STATED TASK:
From the listing below, pick out each line with the word "poem".

Data excerpts:
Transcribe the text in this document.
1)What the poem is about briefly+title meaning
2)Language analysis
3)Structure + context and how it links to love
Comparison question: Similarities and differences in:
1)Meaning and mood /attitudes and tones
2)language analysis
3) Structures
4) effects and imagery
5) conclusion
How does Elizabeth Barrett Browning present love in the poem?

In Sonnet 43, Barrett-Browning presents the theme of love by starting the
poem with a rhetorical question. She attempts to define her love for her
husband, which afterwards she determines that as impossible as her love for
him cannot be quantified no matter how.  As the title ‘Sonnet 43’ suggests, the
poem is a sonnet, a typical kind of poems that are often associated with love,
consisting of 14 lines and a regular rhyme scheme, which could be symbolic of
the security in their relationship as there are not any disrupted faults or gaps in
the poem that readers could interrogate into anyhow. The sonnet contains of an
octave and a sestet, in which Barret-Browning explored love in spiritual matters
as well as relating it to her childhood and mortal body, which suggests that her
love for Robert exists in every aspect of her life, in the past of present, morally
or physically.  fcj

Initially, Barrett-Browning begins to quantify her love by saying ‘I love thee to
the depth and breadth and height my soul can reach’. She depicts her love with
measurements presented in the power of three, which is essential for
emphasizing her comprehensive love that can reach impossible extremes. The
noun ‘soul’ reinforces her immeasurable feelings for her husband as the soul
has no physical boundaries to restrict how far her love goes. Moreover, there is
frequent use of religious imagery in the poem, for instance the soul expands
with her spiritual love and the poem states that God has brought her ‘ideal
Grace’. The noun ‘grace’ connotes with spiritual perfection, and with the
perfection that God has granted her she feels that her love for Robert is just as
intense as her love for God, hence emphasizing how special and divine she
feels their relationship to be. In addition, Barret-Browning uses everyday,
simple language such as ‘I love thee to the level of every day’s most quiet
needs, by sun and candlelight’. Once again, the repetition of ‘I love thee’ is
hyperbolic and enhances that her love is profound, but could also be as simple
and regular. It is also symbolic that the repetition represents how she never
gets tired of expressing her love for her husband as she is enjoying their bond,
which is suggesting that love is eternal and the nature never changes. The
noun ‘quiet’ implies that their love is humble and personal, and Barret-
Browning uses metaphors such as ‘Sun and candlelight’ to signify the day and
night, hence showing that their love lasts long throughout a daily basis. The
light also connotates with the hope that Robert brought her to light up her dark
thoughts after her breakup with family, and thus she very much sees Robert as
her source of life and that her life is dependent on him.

---

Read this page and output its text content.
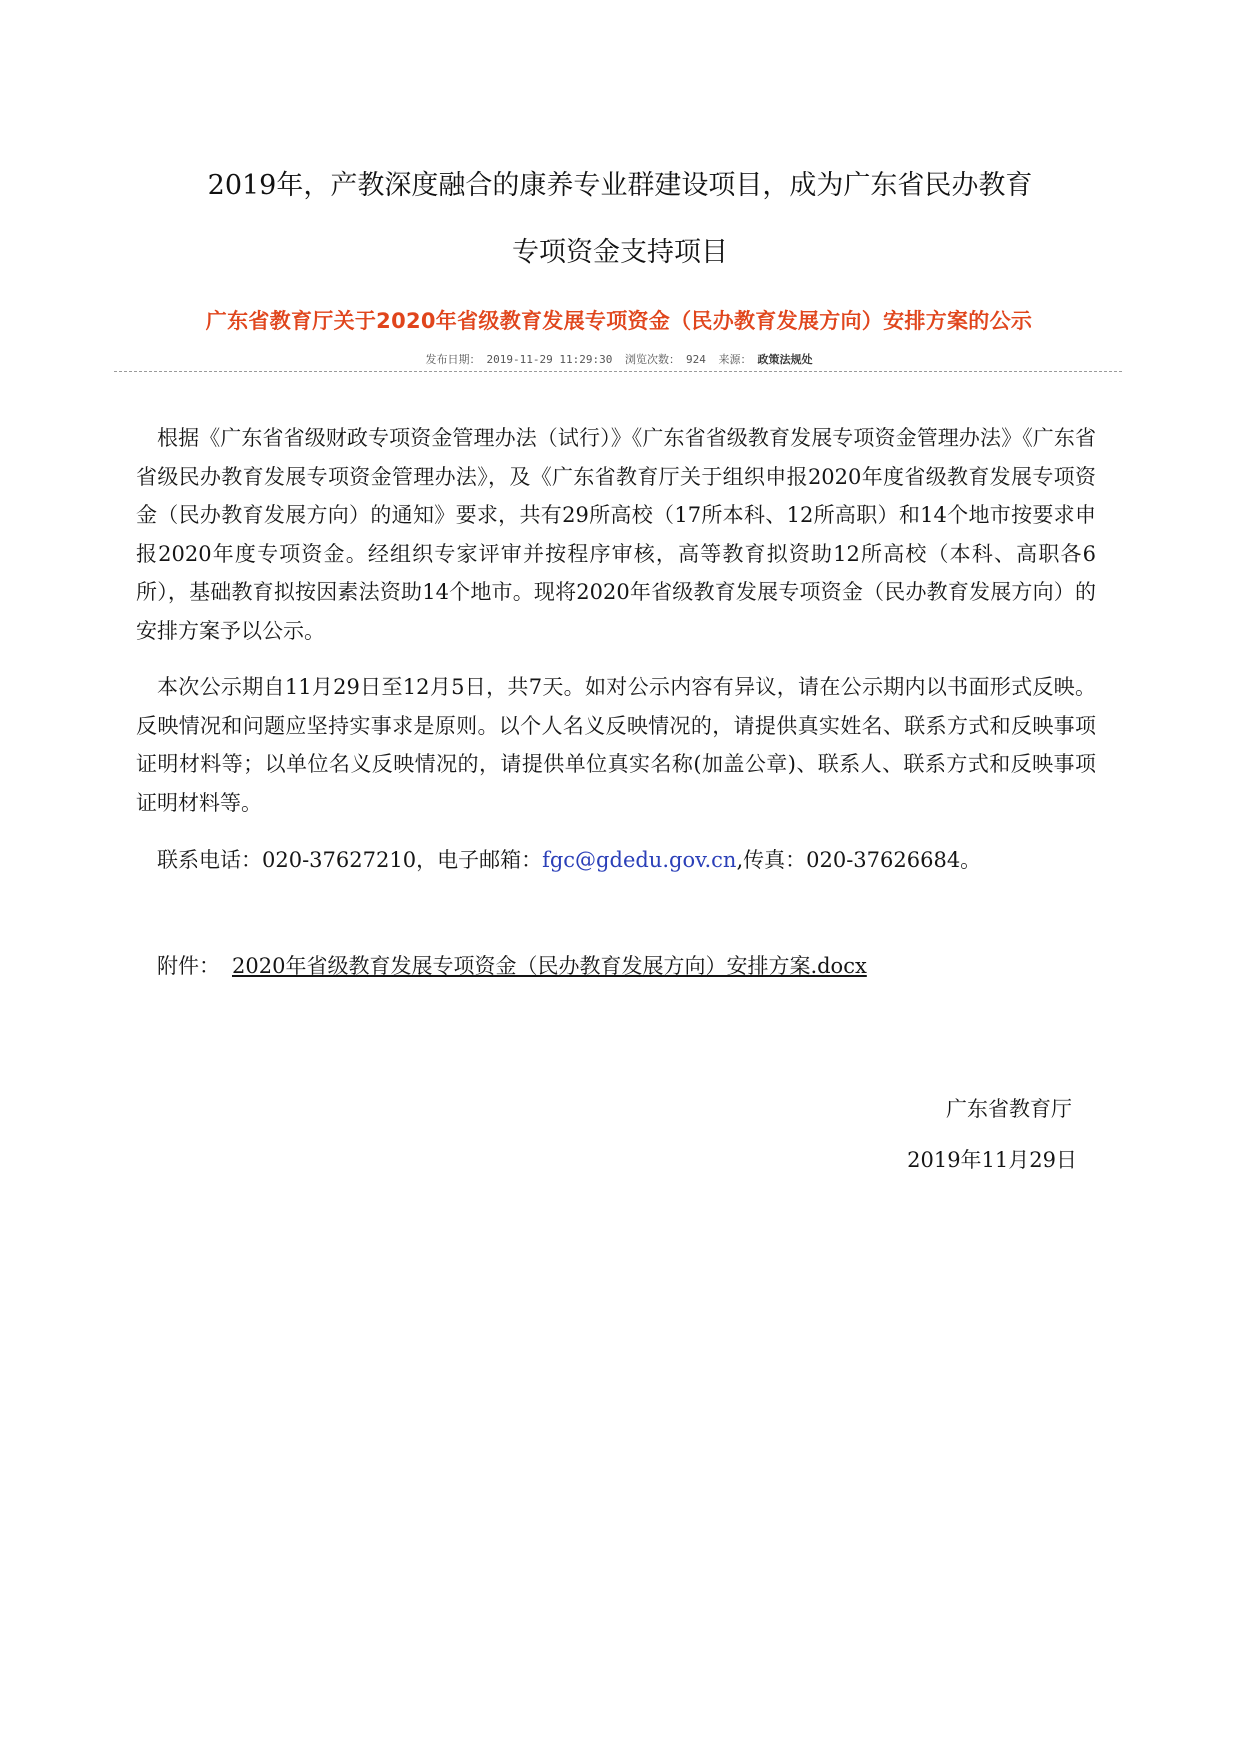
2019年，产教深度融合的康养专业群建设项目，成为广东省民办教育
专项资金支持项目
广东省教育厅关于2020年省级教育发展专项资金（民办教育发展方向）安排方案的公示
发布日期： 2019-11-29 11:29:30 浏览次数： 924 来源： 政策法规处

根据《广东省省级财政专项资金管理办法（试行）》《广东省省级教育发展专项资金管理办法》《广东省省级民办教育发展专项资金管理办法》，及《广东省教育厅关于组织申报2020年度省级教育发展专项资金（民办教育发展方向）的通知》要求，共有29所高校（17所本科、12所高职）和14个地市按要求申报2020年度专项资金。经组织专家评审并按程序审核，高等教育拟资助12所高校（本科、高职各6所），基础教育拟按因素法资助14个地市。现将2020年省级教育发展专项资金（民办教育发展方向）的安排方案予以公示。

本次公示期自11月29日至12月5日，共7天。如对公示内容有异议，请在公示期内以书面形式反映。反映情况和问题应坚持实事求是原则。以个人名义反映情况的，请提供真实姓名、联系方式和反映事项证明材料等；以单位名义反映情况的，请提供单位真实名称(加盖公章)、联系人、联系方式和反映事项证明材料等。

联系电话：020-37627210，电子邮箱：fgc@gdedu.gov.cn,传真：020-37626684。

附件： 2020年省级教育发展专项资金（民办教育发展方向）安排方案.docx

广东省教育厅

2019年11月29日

WRITTEN SOLUTION:
1)What the poem is about briefly+title meaning
How does Elizabeth Barrett Browning present love in the poem?
poem with a rhetorical question. She attempts to define her love for her
poem is a sonnet, a typical kind of poems that are often associated with love,
the poem that readers could interrogate into anyhow. The sonnet contains of an
frequent use of religious imagery in the poem, for instance the soul expands
with her spiritual love and the poem states that God has brought her ‘ideal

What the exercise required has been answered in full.